• Task brief:
Any pictures in the records below should be skipped; write out everything else exactly.

• Records provided:
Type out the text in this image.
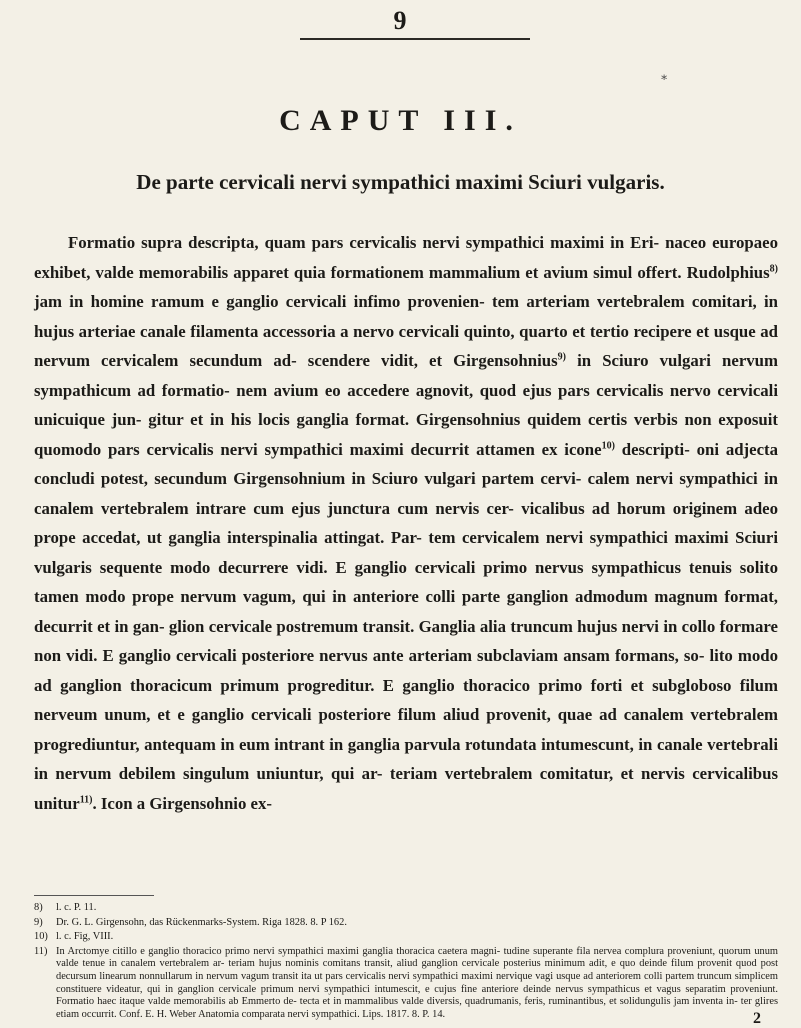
9
∗
CAPUT III.
De parte cervicali nervi sympathici maximi Sciuri vulgaris.
Formatio supra descripta, quam pars cervicalis nervi sympathici maximi in Eri- naceo europaeo exhibet, valde memorabilis apparet quia formationem mammalium et avium simul offert. Rudolphius$^{8)}$ jam in homine ramum e ganglio cervicali infimo provenien- tem arteriam vertebralem comitari, in hujus arteriae canale filamenta accessoria a nervo cervicali quinto, quarto et tertio recipere et usque ad nervum cervicalem secundum ad- scendere vidit, et Girgensohnius$^{9)}$ in Sciuro vulgari nervum sympathicum ad formatio- nem avium eo accedere agnovit, quod ejus pars cervicalis nervo cervicali unicuique jun- gitur et in his locis ganglia format. Girgensohnius quidem certis verbis non exposuit quomodo pars cervicalis nervi sympathici maximi decurrit attamen ex icone$^{10)}$ descripti- oni adjecta concludi potest, secundum Girgensohnium in Sciuro vulgari partem cervi- calem nervi sympathici in canalem vertebralem intrare cum ejus junctura cum nervis cer- vicalibus ad horum originem adeo prope accedat, ut ganglia interspinalia attingat. Par- tem cervicalem nervi sympathici maximi Sciuri vulgaris sequente modo decurrere vidi. E ganglio cervicali primo nervus sympathicus tenuis solito tamen modo prope nervum vagum, qui in anteriore colli parte ganglion admodum magnum format, decurrit et in gan- glion cervicale postremum transit. Ganglia alia truncum hujus nervi in collo formare non vidi. E ganglio cervicali posteriore nervus ante arteriam subclaviam ansam formans, so- lito modo ad ganglion thoracicum primum progreditur. E ganglio thoracico primo forti et subgloboso filum nerveum unum, et e ganglio cervicali posteriore filum aliud provenit, quae ad canalem vertebralem progrediuntur, antequam in eum intrant in ganglia parvula rotundata intumescunt, in canale vertebrali in nervum debilem singulum uniuntur, qui ar- teriam vertebralem comitatur, et nervis cervicalibus unitur$^{11)}$. Icon a Girgensohnio ex-
8) l. c. P. 11.
9) Dr. G. L. Girgensohn, das Rückenmarks-System. Riga 1828. 8. P 162.
10) l. c. Fig, VIII.
11) In Arctomye citillo e ganglio thoracico primo nervi sympathici maximi ganglia thoracica caetera magni- tudine superante fila nervea complura proveniunt, quorum unum valde tenue in canalem vertebralem ar- teriam hujus nominis comitans transit, aliud ganglion cervicale posterius minimum adit, e quo deinde filum provenit quod post decursum linearum nonnullarum in nervum vagum transit ita ut pars cervicalis nervi sympathici maximi nervique vagi usque ad anteriorem colli partem truncum simplicem constituere videatur, qui in ganglion cervicale primum nervi sympathici intumescit, e cujus fine anteriore deinde nervus sympathicus et vagus separatim proveniunt. Formatio haec itaque valde memorabilis ab Emmerto de- tecta et in mammalibus valde diversis, quadrumanis, feris, ruminantibus, et solidungulis jam inventa in- ter glires etiam occurrit. Conf. E. H. Weber Anatomia comparata nervi sympathici. Lips. 1817. 8. P. 14.	2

• Correct result:
Type out the text in this image.
9
∗
CAPUT III.
De parte cervicali nervi sympathici maximi Sciuri vulgaris.
Formatio supra descripta, quam pars cervicalis nervi sympathici maximi in Eri- naceo europaeo exhibet, valde memorabilis apparet quia formationem mammalium et avium simul offert. Rudolphius$^{8)}$ jam in homine ramum e ganglio cervicali infimo provenien- tem arteriam vertebralem comitari, in hujus arteriae canale filamenta accessoria a nervo cervicali quinto, quarto et tertio recipere et usque ad nervum cervicalem secundum ad- scendere vidit, et Girgensohnius$^{9)}$ in Sciuro vulgari nervum sympathicum ad formatio- nem avium eo accedere agnovit, quod ejus pars cervicalis nervo cervicali unicuique jun- gitur et in his locis ganglia format. Girgensohnius quidem certis verbis non exposuit quomodo pars cervicalis nervi sympathici maximi decurrit attamen ex icone$^{10)}$ descripti- oni adjecta concludi potest, secundum Girgensohnium in Sciuro vulgari partem cervi- calem nervi sympathici in canalem vertebralem intrare cum ejus junctura cum nervis cer- vicalibus ad horum originem adeo prope accedat, ut ganglia interspinalia attingat. Par- tem cervicalem nervi sympathici maximi Sciuri vulgaris sequente modo decurrere vidi. E ganglio cervicali primo nervus sympathicus tenuis solito tamen modo prope nervum vagum, qui in anteriore colli parte ganglion admodum magnum format, decurrit et in gan- glion cervicale postremum transit. Ganglia alia truncum hujus nervi in collo formare non vidi. E ganglio cervicali posteriore nervus ante arteriam subclaviam ansam formans, so- lito modo ad ganglion thoracicum primum progreditur. E ganglio thoracico primo forti et subgloboso filum nerveum unum, et e ganglio cervicali posteriore filum aliud provenit, quae ad canalem vertebralem progrediuntur, antequam in eum intrant in ganglia parvula rotundata intumescunt, in canale vertebrali in nervum debilem singulum uniuntur, qui ar- teriam vertebralem comitatur, et nervis cervicalibus unitur$^{11)}$. Icon a Girgensohnio ex-
8) l. c. P. 11.
9) Dr. G. L. Girgensohn, das Rückenmarks-System. Riga 1828. 8. P 162.
10) l. c. Fig, VIII.
11) In Arctomye citillo e ganglio thoracico primo nervi sympathici maximi ganglia thoracica caetera magni- tudine superante fila nervea complura proveniunt, quorum unum valde tenue in canalem vertebralem ar- teriam hujus nominis comitans transit, aliud ganglion cervicale posterius minimum adit, e quo deinde filum provenit quod post decursum linearum nonnullarum in nervum vagum transit ita ut pars cervicalis nervi sympathici maximi nervique vagi usque ad anteriorem colli partem truncum simplicem constituere videatur, qui in ganglion cervicale primum nervi sympathici intumescit, e cujus fine anteriore deinde nervus sympathicus et vagus separatim proveniunt. Formatio haec itaque valde memorabilis ab Emmerto de- tecta et in mammalibus valde diversis, quadrumanis, feris, ruminantibus, et solidungulis jam inventa in- ter glires etiam occurrit. Conf. E. H. Weber Anatomia comparata nervi sympathici. Lips. 1817. 8. P. 14.	2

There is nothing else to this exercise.